→ **Your objective**
Below are the records; locate each line with the word "text" and copy it.

--- START OF Given information ---

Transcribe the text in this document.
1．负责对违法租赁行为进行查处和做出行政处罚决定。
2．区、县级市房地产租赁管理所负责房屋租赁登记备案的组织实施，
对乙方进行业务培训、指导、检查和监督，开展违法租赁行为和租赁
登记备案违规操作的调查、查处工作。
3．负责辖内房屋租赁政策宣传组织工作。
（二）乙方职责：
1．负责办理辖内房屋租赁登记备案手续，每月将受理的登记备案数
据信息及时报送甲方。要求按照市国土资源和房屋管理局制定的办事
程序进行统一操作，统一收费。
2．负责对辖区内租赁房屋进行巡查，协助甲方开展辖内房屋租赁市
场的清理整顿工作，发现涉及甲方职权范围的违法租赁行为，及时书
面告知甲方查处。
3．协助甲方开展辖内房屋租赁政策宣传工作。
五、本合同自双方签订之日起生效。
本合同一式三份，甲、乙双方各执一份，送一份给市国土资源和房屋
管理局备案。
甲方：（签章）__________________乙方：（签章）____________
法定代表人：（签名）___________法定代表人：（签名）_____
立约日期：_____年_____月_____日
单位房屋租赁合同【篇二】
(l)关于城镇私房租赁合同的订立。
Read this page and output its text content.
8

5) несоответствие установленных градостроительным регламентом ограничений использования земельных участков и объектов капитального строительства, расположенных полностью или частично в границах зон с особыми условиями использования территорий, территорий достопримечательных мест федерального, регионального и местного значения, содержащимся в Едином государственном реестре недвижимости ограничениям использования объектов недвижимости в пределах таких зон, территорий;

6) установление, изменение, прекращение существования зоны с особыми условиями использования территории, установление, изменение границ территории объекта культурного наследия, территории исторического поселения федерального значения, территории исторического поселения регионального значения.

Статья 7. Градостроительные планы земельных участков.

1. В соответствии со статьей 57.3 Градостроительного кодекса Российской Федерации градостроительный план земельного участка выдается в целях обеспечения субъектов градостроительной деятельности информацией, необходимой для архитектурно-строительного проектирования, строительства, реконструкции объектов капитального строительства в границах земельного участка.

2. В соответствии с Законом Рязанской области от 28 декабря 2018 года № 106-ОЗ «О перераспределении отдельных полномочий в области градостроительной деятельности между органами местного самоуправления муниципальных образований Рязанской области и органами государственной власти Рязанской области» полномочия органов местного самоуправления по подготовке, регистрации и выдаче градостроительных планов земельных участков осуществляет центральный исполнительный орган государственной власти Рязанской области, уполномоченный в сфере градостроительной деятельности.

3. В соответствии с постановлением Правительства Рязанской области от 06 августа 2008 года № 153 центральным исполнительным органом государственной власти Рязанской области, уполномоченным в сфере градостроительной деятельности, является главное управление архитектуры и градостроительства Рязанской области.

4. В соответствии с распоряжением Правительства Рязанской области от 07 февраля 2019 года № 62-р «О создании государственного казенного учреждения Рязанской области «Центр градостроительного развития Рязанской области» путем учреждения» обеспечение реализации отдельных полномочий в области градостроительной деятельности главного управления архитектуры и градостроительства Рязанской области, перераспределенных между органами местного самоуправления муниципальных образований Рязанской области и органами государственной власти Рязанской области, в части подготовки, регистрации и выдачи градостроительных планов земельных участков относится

--- END OF Given information ---

→ **Exercise result**
Transcribe the text in this document.
Read this page and output its text content.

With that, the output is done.